> **Dataset rows**:
## start

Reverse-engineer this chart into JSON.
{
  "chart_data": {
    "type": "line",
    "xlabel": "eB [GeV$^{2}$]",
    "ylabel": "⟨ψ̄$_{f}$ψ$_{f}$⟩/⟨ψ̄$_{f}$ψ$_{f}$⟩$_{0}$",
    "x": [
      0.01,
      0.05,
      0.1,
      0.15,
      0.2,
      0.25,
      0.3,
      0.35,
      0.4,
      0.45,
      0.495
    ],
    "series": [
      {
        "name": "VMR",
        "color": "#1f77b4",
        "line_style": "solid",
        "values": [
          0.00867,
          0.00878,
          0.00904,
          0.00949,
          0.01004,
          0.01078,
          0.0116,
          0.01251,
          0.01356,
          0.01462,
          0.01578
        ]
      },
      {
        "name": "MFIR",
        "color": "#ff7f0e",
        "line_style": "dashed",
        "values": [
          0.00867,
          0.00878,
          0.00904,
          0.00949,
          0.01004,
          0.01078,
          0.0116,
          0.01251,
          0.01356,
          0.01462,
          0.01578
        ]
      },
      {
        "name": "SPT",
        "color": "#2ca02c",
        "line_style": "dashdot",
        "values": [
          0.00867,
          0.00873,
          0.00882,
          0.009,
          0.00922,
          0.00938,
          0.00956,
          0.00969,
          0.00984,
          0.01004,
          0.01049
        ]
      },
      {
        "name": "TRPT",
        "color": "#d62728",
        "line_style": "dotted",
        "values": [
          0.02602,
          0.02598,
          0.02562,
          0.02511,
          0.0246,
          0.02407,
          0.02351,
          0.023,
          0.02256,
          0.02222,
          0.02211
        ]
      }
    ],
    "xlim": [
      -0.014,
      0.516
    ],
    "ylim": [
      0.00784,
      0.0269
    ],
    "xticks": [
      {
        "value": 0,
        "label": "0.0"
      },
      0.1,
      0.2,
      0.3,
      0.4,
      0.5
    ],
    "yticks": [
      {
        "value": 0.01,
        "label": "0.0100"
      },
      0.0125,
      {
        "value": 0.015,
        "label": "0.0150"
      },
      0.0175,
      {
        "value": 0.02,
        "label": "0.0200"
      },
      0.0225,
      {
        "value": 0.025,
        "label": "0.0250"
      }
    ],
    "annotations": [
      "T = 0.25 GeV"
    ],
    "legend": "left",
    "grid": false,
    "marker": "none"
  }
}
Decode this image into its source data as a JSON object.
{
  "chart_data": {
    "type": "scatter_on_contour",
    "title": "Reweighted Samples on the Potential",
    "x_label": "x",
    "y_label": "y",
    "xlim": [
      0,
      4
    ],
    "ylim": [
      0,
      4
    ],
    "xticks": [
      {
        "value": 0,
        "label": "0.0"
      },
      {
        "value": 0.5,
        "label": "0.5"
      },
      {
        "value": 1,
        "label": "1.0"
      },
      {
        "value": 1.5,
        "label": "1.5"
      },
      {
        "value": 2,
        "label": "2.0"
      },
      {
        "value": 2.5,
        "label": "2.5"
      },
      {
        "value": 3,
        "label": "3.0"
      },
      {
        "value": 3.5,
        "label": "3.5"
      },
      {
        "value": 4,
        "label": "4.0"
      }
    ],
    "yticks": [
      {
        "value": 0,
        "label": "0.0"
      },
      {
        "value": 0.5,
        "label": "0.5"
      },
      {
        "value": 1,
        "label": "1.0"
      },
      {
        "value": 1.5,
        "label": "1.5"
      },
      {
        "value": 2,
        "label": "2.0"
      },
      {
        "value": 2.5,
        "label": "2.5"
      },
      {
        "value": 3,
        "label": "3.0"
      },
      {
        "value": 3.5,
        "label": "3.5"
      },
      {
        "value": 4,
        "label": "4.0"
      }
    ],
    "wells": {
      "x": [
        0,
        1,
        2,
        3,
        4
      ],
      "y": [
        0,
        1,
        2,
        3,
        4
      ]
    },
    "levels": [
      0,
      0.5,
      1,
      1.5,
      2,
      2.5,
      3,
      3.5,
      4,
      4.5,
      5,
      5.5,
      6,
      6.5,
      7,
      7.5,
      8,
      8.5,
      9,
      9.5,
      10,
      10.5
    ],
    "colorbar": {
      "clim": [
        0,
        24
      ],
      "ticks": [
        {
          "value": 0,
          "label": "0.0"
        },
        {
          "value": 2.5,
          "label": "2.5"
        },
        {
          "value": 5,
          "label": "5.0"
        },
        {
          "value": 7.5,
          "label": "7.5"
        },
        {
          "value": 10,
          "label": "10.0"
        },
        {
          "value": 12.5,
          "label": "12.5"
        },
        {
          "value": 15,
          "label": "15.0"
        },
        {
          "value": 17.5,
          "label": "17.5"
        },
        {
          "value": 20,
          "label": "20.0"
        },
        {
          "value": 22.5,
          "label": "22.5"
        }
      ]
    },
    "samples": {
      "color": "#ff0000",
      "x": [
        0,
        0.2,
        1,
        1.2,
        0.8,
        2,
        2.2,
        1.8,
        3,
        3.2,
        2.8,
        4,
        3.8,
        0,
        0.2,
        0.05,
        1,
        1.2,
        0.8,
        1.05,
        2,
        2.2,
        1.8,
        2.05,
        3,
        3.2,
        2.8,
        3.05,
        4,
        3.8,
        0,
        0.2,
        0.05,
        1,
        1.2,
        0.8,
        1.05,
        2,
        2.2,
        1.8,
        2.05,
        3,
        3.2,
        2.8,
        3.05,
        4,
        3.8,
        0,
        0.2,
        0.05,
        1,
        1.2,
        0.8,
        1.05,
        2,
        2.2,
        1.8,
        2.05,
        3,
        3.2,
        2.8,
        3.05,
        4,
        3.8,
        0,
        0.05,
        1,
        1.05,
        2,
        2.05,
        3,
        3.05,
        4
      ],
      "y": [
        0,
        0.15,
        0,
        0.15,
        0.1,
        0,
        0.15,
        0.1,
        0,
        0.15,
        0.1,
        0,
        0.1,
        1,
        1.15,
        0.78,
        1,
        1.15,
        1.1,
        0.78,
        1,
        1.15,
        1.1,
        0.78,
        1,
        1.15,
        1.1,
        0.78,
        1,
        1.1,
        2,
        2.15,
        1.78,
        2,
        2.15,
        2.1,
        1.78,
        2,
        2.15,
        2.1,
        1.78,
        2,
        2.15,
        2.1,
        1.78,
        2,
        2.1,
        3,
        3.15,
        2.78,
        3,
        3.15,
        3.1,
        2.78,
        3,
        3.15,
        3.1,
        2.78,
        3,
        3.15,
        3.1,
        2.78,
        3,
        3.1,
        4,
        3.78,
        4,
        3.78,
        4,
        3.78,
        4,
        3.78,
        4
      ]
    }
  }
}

## end

> **THE EXERCISE**:
Search the entries for the word "into" and pick out every line that holds it.

> **TASK RESULT**:
Reverse-engineer this chart into JSON.
Decode this image into its source data as a JSON object.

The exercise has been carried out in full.